EXCERPTED PASSAGE:
[aw: voyage plot] well, treat me like the sea

POSTED: Wed Jul 04, 2012 4:16 am

Setting Location Form NPCs
Location: Flanders' Fields coast, CdA
Date: 7 July* (forward-dated)
Weather: Clear, windy, warm
Time: Mid-morning
Optime Jerome, pNPC

See here for information about the trade voyage!

Vasiliy is by me!

It was a beautiful boat.

The dark-furred Russian stood on the shore and gazed out at her with adoring eyes. Though the ocean-crossing vessel that had carried him across the Atlantic dwarfed this ship in size, her construction and repairs were newer, her paint fresher, her sails neater and more tidy. Better than sails, there were oars, too, something Vasiliy sorely wished the ocean-boat had possessed. They might have sped his journey along by some weeks.

It was no use thinking of that particular ship, however, when such a lovely one was before his eyes. He itched to swim out, but he knew the boat was coming: he'd howled for Thomas to bring him over. The dark-furred wolf was now ranked higher than the other male, but Vasi hadn't used any tone of authority in his throaty howl: he was not the sort to lord over others. He saw the boat being lowered into the water, and watched as a dark figure scurried down the rope ladder and into the little rowboat.

It would be a few moments before Jerome landed the little boat, so Vasiliy rolled himself a cigarette and smoked on it, contemplating the distant ship and its pale sails. He smiled toothily, the dark tip of his tail wagging back and forth.

POSTED: Wed Jul 04, 2012 12:17 pm

OOC goes here.

It was a bit scary, going on this trip. Dalgina knew she was old enough, and was eager to help the pack. Going north was still a bit frightening. The black female had gathered various papers, along with her art supplies and jewelry. The entire thing had found itself stuffed into a bag rather untidily, pieces of it sticking out and occasionally falling out behind her. Dalgina didn't notice, occupied as she was with what she was heading out for. This was more Keldava's style than her own, but the chance to go out on the water again had her there.

DATASET EXTRACT:
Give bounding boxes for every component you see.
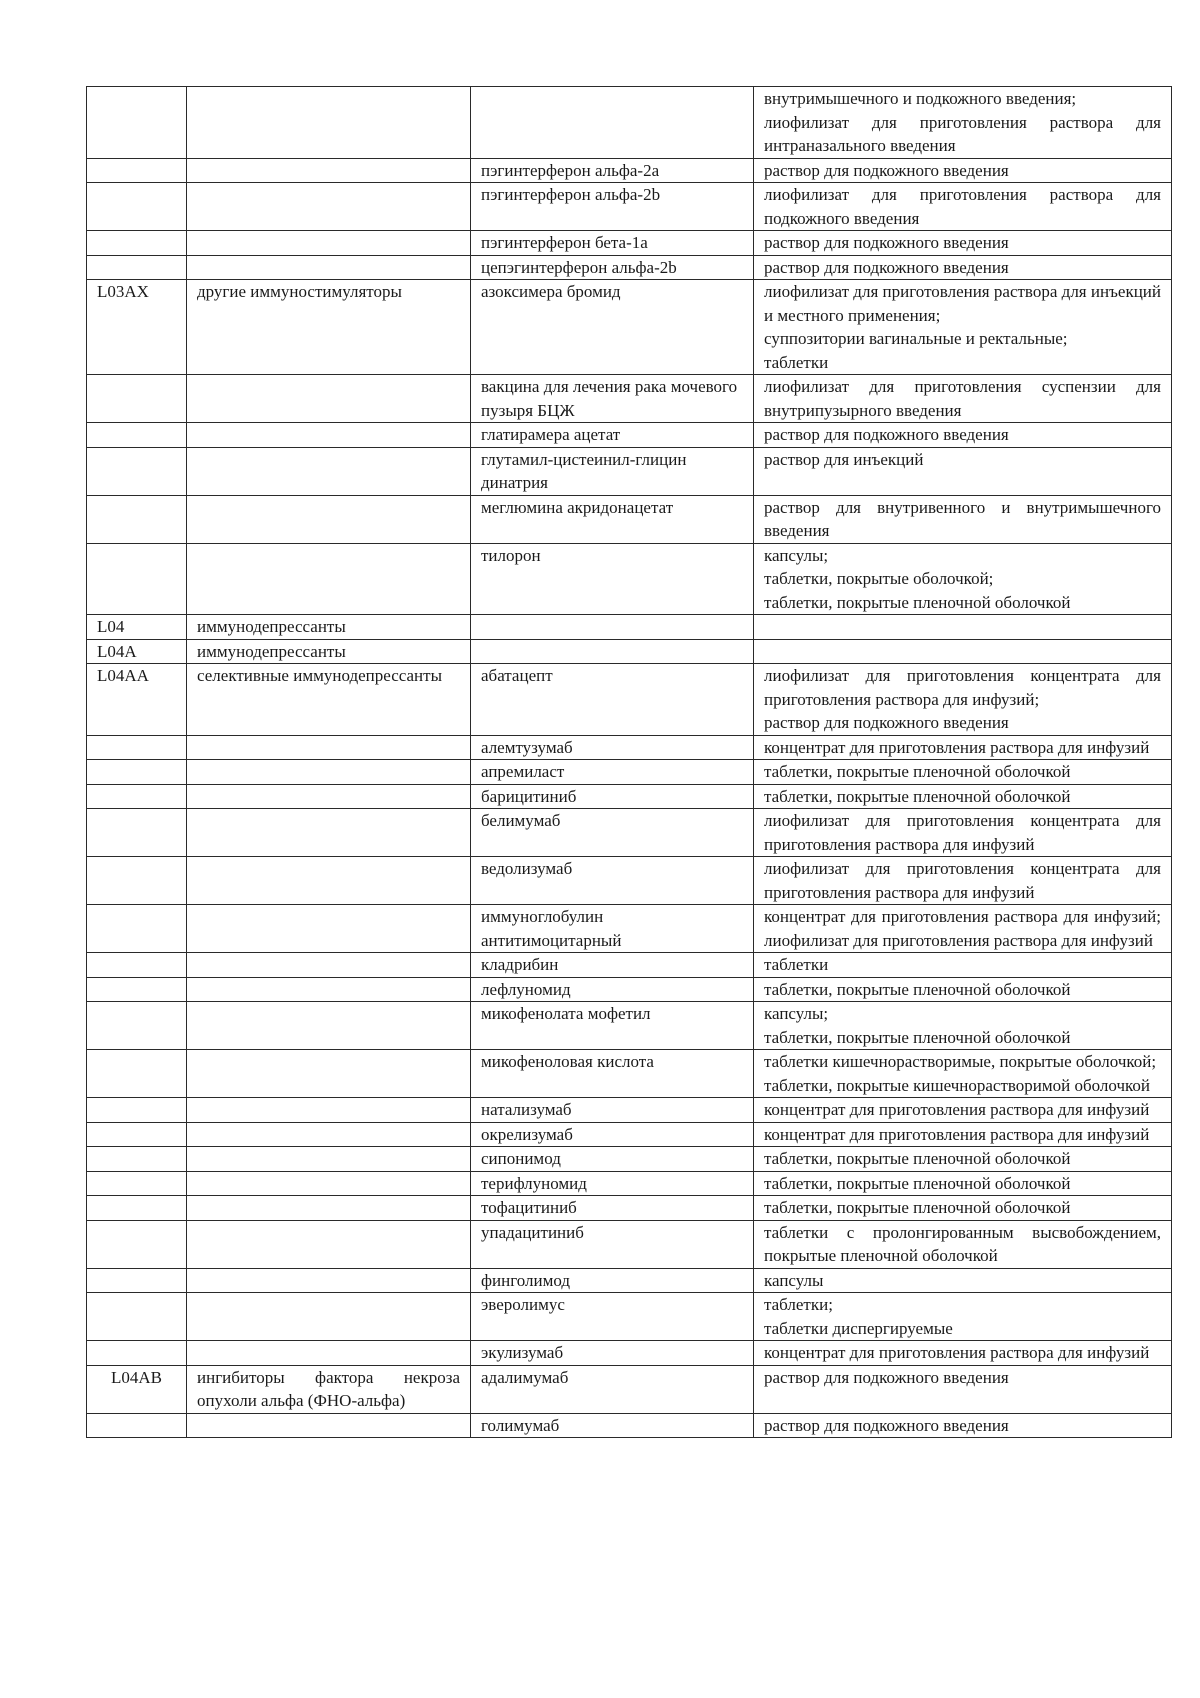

WHAT TO WORK ON:
a: List every character named in the voyage roleplay posts.
b: In the voyage roleplay posts, what did Vasiliy wish the ocean-crossing vessel had possessed?
None of the lines are needed here.

OUTPUTS FOR THE TASKS:
a: Vasiliy (also called Vasi), Thomas, Jerome, Dalgina, Keldava

b: Oars.